_What you should do_: Report the count of lines where the string "Numero" appears, and nothing else.

_Input rows_:
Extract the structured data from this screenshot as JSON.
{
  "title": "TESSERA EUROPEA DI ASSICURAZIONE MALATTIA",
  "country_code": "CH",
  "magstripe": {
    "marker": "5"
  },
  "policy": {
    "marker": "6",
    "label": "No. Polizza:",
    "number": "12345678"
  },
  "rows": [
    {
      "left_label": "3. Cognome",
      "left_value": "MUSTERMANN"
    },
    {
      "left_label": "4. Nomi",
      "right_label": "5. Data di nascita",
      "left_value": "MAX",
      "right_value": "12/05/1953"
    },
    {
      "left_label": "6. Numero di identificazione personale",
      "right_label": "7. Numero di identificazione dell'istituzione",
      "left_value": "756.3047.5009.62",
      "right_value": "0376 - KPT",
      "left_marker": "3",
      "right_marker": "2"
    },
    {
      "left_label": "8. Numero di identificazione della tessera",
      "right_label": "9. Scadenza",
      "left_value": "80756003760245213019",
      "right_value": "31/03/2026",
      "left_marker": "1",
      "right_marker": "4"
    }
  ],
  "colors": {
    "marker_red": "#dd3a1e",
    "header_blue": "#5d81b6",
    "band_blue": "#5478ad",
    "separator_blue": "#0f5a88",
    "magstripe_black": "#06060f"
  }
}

_Solved problem_: 3